— EXERCISE DIRECTIONS —
Answer with one number: how many lines have "オイルクーラー付".

— DATASET EXCERPTS —
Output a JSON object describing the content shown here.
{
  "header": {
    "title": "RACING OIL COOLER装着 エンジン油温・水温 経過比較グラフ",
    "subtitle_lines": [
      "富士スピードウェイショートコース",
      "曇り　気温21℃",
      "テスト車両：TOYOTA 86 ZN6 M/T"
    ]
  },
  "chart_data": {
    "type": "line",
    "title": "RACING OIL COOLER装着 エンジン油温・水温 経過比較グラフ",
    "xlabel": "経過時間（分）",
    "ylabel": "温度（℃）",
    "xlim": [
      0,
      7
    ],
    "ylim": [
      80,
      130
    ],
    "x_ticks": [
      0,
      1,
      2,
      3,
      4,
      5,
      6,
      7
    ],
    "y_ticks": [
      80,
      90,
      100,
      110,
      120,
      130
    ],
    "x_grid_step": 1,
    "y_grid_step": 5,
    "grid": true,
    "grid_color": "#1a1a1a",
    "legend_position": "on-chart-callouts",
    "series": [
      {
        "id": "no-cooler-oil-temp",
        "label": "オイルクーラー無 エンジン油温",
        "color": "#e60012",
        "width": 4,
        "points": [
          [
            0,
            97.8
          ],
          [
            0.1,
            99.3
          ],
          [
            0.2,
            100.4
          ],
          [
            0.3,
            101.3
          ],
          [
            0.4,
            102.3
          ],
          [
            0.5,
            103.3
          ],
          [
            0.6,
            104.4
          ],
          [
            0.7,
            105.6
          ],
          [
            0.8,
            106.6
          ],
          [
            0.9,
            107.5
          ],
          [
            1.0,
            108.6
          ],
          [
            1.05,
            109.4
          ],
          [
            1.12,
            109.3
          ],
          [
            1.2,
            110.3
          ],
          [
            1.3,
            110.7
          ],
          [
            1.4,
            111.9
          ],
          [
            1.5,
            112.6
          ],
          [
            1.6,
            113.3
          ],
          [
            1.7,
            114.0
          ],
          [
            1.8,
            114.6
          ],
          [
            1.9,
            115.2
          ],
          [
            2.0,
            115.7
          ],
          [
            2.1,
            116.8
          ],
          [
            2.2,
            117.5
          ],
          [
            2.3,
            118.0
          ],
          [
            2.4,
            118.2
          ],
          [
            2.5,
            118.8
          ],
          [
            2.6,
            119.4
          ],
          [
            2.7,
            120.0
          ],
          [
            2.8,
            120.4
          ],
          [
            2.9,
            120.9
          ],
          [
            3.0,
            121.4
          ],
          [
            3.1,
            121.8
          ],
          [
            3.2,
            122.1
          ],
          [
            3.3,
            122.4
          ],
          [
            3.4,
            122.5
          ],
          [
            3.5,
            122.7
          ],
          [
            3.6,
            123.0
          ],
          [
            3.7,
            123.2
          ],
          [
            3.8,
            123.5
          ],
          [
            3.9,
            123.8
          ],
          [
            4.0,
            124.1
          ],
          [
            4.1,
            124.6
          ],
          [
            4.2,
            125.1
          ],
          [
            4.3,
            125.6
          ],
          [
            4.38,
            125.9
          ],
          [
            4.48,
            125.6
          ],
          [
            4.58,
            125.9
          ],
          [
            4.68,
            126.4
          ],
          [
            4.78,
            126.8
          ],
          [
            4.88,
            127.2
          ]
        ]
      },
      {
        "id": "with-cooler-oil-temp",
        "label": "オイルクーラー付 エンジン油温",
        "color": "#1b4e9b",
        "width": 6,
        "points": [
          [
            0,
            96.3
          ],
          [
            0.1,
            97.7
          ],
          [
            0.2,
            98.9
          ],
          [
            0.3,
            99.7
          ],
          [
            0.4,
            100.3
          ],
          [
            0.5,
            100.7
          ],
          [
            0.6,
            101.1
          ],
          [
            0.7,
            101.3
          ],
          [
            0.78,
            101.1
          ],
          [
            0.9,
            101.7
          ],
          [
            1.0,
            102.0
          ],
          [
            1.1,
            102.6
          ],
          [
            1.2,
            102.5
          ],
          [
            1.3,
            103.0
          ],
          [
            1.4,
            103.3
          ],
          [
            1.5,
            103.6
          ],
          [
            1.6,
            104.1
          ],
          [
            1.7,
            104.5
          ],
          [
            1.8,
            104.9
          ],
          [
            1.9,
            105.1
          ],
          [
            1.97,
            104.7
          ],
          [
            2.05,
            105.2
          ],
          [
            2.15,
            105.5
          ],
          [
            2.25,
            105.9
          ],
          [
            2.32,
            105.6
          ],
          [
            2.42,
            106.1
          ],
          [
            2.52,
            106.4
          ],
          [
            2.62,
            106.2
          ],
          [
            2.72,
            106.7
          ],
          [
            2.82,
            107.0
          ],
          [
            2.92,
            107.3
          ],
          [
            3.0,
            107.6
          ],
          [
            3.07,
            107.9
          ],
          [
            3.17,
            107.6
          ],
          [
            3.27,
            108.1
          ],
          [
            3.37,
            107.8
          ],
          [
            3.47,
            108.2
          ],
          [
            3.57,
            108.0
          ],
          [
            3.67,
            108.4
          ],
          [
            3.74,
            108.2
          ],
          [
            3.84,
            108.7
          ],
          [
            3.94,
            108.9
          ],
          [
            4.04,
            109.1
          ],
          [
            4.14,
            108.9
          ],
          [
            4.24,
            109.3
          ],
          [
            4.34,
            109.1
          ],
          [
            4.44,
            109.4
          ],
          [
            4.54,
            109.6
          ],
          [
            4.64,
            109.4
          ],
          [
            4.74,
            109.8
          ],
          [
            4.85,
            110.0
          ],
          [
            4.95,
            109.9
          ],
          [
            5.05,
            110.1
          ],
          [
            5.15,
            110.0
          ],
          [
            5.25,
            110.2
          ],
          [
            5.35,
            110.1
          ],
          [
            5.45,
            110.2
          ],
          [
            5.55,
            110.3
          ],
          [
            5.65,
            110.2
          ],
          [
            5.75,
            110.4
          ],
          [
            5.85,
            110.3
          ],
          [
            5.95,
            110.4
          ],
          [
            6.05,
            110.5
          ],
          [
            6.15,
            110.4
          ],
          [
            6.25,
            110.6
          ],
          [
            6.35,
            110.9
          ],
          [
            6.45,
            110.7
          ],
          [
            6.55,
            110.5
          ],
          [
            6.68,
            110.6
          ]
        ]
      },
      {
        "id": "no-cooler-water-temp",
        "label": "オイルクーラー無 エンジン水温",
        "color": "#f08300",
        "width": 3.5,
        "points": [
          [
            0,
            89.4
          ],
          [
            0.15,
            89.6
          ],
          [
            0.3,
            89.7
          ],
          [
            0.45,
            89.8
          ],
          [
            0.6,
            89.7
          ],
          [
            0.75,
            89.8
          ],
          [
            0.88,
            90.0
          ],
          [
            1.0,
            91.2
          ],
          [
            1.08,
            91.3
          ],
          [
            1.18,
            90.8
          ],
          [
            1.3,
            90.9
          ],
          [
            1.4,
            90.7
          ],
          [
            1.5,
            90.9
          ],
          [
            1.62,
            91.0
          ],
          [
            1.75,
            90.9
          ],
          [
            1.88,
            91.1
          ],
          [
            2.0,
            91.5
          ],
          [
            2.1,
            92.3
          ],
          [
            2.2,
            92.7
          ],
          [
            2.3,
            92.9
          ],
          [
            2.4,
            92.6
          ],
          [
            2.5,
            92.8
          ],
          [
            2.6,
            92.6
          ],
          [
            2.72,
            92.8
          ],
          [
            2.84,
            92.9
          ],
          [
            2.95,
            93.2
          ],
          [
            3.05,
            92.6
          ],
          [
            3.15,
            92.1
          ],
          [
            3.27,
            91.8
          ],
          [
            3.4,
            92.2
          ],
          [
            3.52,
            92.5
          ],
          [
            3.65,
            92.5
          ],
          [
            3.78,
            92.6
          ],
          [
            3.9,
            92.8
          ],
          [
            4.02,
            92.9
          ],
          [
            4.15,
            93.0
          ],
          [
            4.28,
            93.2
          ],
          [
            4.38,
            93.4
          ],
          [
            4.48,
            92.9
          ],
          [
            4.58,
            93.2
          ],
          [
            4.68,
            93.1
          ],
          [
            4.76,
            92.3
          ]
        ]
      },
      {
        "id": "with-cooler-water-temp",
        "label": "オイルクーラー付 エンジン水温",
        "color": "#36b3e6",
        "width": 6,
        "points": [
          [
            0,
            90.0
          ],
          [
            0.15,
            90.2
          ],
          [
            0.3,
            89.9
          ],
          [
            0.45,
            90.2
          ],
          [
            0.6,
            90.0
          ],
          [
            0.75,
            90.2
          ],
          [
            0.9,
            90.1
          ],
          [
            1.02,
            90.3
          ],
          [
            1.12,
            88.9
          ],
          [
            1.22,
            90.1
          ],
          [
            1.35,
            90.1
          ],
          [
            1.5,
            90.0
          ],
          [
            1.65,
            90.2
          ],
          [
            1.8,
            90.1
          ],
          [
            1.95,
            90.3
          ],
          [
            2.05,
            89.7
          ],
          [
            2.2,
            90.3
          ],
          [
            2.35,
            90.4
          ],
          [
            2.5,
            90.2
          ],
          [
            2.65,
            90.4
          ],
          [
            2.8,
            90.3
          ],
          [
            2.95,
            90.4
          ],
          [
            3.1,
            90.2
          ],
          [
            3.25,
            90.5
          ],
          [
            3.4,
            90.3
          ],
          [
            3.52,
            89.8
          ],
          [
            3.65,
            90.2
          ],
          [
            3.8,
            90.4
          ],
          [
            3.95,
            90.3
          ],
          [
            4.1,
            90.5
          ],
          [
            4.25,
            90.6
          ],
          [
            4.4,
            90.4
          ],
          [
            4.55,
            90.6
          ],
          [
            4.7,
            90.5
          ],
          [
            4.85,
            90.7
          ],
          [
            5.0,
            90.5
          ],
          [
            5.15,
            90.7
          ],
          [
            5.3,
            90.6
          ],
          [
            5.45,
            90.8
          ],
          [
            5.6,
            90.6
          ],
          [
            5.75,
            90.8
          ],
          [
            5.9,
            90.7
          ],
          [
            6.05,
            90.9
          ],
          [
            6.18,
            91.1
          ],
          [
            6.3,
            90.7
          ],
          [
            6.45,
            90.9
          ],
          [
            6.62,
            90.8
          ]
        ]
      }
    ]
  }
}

— RIGHT ANSWER —
2